STUDY QUESTIONS:
1) Answer these questions from the interview excerpt on Tunisia:
(a) What did Tunisia bet on early and invest heavily in?
(b) What issue does the speaker say Tunisia still faces despite the population's potential?
(c) What vision does the speaker describe as one "we all share"?
2) Please explain in one to three sentences why, according to the interview excerpt on Tunisia, the country's young scientists leave.
3) Go on with the interview excerpt on Tunisia from where it stops.

TEXT UNDER STUDY:
= = = = = = =

Speaking of human resources potential in Tunisia, how would you asses its capacities in entrepreneurship and innovation?
Early on, Tunisia bet on education and invested heavily in its development. As a result, Tunisia stands out amongst the other countries in the region. Nonetheless—and even though I assess positively the potential in the population—we are still facing an important issue of brain drain. Tunisia’s young scientists leave the country, not because of higher wages—although those are also a factor in the equation—but because in Tunisia they do not find the favorable ecosystem for the development of their projects.
Our role has to be to identify those young and passionate researchers and let them know how interested we are in them as well as our dedication to accompany their future here in Tunisia. We do not only pursue a vision of locally produced biotechnology, a vision we all share, we are also committed to provide for our young scientists the necessary support so that they may witness their dreams come true today and not in an uncertain future.
What means are in place to help you achieve your long-term goals?

= = = = = = =

EXTRACTED INFORMATION:
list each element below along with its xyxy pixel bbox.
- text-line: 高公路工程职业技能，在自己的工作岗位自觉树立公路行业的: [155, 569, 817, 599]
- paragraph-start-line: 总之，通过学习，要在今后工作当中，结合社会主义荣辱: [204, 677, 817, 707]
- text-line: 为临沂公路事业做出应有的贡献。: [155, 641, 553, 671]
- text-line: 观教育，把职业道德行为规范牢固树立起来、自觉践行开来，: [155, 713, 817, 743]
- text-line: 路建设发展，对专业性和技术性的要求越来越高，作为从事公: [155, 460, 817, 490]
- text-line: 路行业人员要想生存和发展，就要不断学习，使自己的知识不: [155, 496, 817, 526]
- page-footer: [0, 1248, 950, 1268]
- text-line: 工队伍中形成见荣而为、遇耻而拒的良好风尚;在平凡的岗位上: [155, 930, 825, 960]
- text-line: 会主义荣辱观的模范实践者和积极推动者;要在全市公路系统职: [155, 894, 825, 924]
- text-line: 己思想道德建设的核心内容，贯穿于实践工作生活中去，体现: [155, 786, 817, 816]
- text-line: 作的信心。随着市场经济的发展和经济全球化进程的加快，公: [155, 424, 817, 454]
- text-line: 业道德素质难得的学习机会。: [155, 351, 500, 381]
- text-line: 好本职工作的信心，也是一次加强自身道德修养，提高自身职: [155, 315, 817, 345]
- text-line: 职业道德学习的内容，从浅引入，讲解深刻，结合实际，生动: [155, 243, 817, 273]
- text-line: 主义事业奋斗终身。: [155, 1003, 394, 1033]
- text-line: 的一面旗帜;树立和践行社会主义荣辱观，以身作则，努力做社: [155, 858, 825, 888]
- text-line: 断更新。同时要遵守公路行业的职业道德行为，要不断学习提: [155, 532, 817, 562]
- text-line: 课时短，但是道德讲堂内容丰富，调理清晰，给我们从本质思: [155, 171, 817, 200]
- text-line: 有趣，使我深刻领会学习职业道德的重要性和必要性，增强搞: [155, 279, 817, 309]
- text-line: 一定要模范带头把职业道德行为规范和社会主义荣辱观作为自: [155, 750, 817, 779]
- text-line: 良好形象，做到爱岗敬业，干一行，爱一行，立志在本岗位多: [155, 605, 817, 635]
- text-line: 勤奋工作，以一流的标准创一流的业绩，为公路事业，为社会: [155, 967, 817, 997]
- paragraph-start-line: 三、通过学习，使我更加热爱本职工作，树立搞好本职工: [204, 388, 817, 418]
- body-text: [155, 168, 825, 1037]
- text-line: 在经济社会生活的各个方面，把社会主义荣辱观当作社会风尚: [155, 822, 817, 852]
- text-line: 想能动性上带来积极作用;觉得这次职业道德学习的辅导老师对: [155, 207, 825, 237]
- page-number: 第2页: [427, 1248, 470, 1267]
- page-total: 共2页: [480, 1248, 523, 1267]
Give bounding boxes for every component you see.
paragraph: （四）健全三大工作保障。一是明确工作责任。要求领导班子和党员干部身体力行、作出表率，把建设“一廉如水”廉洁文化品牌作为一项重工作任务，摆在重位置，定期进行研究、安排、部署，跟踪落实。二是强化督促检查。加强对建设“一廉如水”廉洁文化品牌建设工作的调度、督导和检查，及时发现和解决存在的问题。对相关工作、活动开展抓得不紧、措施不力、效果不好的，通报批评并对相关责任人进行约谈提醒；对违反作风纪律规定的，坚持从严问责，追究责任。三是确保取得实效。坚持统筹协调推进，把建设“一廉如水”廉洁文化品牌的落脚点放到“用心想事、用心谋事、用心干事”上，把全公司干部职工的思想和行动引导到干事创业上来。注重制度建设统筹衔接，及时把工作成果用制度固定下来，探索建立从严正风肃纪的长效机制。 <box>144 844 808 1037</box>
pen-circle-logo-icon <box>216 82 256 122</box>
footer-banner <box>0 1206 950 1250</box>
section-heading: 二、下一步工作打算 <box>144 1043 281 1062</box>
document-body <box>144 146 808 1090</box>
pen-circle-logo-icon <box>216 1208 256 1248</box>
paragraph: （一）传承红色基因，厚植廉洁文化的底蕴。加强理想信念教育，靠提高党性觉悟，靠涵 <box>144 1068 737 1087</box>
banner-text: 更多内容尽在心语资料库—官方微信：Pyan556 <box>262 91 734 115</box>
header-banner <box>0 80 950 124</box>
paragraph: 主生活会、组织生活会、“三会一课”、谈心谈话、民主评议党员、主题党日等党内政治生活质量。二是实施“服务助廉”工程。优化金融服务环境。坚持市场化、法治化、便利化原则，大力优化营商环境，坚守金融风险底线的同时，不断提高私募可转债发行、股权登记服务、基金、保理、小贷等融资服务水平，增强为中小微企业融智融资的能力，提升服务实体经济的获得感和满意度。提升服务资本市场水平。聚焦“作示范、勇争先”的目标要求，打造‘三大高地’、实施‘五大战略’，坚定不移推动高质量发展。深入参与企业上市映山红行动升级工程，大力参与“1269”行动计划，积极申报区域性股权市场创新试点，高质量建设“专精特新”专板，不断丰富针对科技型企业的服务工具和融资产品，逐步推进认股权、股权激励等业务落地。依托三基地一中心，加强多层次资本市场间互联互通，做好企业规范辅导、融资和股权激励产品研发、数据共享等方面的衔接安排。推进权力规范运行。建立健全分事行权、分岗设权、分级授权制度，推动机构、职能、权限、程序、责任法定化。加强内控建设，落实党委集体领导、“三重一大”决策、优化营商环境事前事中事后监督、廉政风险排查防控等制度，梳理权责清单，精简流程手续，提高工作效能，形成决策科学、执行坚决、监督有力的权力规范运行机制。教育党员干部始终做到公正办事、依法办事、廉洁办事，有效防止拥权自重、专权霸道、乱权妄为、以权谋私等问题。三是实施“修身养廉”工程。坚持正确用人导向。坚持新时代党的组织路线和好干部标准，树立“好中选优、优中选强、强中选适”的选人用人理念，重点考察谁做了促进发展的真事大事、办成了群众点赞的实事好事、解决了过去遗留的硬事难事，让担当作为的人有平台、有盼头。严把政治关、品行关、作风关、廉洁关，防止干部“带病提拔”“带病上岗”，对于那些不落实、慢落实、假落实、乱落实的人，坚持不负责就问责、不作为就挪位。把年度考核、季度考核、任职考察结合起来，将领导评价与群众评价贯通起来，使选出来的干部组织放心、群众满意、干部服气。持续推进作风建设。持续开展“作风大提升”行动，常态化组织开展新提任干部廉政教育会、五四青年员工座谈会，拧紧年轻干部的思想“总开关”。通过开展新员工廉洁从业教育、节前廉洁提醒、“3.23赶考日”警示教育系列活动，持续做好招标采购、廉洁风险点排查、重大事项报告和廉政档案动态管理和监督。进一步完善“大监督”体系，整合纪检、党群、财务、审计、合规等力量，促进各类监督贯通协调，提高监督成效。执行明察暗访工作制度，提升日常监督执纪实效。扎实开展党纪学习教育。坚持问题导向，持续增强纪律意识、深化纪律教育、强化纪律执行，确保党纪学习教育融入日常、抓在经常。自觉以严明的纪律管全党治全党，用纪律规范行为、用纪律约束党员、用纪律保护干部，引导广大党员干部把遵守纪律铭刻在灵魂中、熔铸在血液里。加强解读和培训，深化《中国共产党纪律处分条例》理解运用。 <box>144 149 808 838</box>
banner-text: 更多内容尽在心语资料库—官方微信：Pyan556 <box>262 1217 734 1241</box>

= = = = = = =

RESPONSES:
1)
(a) Education.
(b) Brain drain.
(c) A vision of locally produced biotechnology.

2) They leave mainly because they do not find in Tunisia a favorable ecosystem for developing their projects. Higher wages abroad also play a part, but the speaker says they are not the main reason.

3)
The area of the BiotechPole presents numerous advantages such as its geographic location in proximity to the airport. Moreover, we are being supported by the government, its president only recently promised—in front of the parliament—to see to it that there would be a sizeable evolution in high-end technologies by 2020. An important dimension will also be that when conducting long-term projects, we take the time to do things right and not rush the layout of projects doomed to fail when decisive steps are missed.
How can we picture Sidi Thabet BiotechPole’s site in five years from now?
In 2020, the BiotechPole will have successfully opened its Technology Research Center (CRT) that will encompass an operational production line and employees that are perfectly able to operate it. The CRT will meet international good manufacturing practices standards and will be equipped in both its construction and installation following an international tender offering. Hence, any drug manufactured within the CRT will undoubtfully be of the highest possible quality.
By 2020 we will also welcome you on a biopark. It will truly be a shared living space that will not only have all the needed infrastructure for technology to develop but a guest house, a restaurant and maybe even a golf course. In addition to the National Center of Sciences and Nuclear Technologies that is already producing contrast agents for radiology on our site we will be hosting many companies in our company hotel.
Our prime objective will of course also in the future be the further development of partnerships and the promotion of Tunisia, our capacities and our ambitions.
What does the future hold for biotechnologies in Tunisia?
The BiotechPole already works in close collaboration with the Institut Pasteur of Tunis, since the first implementation of biotechnologies is to be found in the development of vaccines. The institute already produces biotech vaccines in Tunisia.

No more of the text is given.